Syllabus
Course Description and Overview:
Philosophy has one technical tool: logic. Logic is the study of inferences. Formal logic, the subject of this course, is the study of inferences in artificial languages designed to maximize precision. Philosophy 240 is a standard introduction to elementary formal logic, covering propositional logic and predicate logic, including identity theory, functions, and second-order quantification. The central goal of this course is to provide you with technical methods for deciding what follows from what.
The two main techniques we will study are translation and derivation. We will establish a formal definition of valid inference using logical operators and truth functions. We will translate sentences of English into the formal languages of propositional and predicate logic and back. We will use a proof system to infer new claims from given ones, following prescribed rules of inference and proof strategies.

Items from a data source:

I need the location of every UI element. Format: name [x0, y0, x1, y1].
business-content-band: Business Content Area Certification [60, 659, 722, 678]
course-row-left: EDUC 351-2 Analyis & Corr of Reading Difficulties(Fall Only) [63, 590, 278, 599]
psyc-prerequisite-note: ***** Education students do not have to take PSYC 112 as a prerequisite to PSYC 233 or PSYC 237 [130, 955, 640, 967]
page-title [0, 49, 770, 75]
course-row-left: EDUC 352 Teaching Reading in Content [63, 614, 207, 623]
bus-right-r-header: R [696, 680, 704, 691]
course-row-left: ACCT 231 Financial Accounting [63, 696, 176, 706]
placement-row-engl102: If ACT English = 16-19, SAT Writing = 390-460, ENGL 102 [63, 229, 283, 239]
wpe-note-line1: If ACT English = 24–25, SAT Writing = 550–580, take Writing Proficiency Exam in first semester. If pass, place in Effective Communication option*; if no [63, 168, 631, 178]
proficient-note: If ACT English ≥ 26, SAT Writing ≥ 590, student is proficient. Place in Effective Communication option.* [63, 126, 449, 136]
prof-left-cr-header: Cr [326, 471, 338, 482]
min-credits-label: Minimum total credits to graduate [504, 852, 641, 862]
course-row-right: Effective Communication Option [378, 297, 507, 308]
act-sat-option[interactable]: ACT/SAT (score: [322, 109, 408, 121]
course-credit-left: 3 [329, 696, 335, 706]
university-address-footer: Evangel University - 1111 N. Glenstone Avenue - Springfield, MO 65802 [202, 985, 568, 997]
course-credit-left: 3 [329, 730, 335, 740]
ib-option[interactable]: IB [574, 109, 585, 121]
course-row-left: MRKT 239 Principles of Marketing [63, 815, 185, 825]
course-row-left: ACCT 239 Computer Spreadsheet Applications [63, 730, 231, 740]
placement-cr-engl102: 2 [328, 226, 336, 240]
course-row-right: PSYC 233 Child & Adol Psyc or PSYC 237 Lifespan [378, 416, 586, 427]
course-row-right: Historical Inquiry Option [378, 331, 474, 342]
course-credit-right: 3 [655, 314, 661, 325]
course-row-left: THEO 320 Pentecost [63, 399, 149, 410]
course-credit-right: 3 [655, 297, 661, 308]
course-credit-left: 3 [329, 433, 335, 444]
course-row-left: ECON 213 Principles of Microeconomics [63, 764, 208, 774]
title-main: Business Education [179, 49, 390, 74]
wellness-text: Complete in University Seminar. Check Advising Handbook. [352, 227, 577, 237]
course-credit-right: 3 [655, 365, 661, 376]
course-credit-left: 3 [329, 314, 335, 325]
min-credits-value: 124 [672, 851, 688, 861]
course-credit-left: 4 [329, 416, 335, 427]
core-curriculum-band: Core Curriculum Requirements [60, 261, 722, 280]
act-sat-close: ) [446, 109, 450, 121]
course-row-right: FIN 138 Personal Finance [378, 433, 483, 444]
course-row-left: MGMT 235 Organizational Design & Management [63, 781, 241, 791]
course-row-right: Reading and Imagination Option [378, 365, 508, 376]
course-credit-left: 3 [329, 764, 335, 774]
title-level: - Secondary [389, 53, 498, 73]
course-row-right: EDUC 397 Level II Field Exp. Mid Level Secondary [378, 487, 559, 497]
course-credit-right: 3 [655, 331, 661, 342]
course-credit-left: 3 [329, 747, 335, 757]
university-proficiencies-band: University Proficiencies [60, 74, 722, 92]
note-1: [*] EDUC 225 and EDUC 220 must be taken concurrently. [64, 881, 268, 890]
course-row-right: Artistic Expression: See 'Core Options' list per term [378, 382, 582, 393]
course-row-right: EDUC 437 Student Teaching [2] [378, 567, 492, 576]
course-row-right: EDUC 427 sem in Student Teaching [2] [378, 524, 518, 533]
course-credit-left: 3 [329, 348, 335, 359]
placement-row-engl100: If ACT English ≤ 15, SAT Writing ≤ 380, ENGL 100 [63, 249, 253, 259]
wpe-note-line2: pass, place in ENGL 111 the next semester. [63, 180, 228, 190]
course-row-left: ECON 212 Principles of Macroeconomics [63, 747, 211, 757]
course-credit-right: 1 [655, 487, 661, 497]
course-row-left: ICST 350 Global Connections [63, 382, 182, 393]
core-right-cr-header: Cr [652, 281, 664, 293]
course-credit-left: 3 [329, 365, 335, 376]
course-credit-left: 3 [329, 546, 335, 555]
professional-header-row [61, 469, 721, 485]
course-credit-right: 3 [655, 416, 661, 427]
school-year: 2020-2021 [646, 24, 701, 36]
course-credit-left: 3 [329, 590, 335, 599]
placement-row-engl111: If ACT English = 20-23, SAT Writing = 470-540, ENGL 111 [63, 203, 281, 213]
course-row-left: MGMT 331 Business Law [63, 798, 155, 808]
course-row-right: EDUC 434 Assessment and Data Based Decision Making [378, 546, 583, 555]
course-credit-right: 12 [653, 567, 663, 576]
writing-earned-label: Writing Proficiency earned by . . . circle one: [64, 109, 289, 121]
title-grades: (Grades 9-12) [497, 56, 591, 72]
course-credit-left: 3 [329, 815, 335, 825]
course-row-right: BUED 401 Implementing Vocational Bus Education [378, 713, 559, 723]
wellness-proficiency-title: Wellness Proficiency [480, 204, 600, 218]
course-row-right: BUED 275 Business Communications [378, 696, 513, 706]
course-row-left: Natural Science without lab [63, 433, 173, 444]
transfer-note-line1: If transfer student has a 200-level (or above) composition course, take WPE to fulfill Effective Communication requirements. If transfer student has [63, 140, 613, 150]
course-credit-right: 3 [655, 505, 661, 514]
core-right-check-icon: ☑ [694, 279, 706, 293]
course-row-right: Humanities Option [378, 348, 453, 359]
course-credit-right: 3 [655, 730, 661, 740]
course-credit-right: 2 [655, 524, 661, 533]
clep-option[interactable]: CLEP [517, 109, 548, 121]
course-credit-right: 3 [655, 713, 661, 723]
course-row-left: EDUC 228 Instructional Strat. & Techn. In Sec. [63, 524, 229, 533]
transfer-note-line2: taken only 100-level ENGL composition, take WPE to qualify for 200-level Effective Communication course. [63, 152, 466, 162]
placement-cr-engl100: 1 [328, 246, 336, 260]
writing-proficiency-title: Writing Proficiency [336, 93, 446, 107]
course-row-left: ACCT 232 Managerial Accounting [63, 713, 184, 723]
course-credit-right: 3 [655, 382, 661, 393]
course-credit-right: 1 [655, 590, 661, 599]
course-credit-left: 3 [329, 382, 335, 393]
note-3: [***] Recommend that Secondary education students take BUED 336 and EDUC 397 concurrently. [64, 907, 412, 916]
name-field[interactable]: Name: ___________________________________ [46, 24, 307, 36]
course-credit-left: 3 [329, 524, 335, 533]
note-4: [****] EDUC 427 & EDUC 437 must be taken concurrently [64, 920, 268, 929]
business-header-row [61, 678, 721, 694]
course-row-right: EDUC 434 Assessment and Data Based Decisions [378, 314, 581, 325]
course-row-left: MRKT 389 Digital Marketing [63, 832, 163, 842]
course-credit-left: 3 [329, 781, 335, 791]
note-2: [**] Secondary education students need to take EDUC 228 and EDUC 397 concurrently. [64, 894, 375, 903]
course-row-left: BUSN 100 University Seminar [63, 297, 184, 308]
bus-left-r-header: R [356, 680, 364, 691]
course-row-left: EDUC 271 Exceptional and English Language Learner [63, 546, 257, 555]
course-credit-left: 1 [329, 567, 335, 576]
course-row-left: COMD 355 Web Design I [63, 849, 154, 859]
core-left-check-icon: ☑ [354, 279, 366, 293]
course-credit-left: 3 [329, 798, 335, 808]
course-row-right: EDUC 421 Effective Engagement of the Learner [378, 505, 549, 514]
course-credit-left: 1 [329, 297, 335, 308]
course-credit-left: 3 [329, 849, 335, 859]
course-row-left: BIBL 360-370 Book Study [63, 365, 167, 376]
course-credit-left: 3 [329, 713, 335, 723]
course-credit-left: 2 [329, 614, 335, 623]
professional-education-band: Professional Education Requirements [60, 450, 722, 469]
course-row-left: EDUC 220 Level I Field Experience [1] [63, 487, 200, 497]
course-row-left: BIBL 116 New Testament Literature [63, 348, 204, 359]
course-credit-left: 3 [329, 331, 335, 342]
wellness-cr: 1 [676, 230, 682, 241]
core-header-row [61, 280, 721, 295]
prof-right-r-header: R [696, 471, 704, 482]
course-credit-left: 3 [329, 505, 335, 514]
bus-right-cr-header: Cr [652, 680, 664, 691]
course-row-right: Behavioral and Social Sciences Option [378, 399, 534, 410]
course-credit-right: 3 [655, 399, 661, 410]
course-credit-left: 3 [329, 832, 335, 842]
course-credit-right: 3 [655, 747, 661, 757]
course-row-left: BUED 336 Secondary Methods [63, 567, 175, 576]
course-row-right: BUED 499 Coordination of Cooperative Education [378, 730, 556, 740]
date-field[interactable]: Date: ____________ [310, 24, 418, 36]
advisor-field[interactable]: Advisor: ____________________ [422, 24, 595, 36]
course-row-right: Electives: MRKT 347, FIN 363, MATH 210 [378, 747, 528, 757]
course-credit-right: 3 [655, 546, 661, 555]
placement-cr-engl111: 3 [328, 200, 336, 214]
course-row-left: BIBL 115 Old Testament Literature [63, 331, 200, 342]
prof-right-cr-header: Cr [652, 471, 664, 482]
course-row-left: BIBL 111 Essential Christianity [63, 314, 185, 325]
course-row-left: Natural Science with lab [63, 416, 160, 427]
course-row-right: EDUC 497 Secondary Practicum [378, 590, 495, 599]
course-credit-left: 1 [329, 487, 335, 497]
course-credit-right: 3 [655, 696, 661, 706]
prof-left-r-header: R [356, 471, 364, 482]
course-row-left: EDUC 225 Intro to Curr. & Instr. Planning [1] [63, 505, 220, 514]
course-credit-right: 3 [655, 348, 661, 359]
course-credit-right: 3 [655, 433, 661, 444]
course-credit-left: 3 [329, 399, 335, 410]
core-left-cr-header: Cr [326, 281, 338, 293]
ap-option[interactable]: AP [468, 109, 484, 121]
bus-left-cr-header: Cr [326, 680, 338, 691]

**TASKS FOR THIS EXERCISE:**
(a) List every topic that the syllabus, in the sentence beginning "Philosophy 240 is a standard introduction," says the course covers.
(b) Which two main techniques does the syllabus say the course will study?

**SOLUTIONS:**
(a)
Propositional logic
Predicate logic
Identity theory
Functions
Second-order quantification

(b) Translation and derivation.